● Task data
********

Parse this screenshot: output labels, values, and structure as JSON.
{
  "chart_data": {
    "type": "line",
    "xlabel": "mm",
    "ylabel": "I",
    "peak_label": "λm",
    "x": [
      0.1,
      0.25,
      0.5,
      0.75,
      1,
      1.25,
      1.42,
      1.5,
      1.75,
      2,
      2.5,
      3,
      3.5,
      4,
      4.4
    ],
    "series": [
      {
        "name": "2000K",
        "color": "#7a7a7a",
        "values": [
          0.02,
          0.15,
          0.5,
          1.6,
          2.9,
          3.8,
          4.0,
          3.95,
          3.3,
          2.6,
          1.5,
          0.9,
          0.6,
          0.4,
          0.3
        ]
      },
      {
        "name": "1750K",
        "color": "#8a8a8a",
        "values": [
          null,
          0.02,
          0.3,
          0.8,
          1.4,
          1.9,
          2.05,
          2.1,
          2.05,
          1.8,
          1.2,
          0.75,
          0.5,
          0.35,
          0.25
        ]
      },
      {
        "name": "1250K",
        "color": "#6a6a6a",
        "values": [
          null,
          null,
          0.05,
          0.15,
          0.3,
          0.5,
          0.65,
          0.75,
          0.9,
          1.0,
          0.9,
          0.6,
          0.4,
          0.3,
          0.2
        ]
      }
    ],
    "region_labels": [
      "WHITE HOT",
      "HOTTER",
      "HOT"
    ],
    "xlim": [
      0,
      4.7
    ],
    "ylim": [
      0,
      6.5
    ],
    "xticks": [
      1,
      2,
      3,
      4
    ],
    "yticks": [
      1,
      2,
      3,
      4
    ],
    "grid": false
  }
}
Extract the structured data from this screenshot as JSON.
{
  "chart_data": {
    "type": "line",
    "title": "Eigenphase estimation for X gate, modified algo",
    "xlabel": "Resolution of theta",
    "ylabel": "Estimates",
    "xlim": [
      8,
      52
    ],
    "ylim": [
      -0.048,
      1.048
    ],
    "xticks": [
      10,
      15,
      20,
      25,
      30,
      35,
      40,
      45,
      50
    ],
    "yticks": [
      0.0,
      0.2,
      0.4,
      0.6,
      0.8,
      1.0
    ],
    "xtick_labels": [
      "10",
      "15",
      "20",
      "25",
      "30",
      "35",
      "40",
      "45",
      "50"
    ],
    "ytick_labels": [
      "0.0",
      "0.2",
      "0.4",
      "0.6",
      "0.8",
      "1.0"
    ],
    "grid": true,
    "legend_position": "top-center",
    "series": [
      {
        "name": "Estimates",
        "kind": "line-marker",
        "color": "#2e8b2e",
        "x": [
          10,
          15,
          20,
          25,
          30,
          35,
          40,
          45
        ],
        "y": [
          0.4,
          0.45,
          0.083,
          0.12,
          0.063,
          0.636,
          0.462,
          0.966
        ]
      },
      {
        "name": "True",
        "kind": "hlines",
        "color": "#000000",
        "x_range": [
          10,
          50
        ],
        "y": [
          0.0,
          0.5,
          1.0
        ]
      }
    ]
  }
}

********

● Given task
Copy each line of the data that contains the word "color".

● Task answer
        "color": "#7a7a7a",
        "color": "#8a8a8a",
        "color": "#6a6a6a",
        "color": "#2e8b2e",
        "color": "#000000",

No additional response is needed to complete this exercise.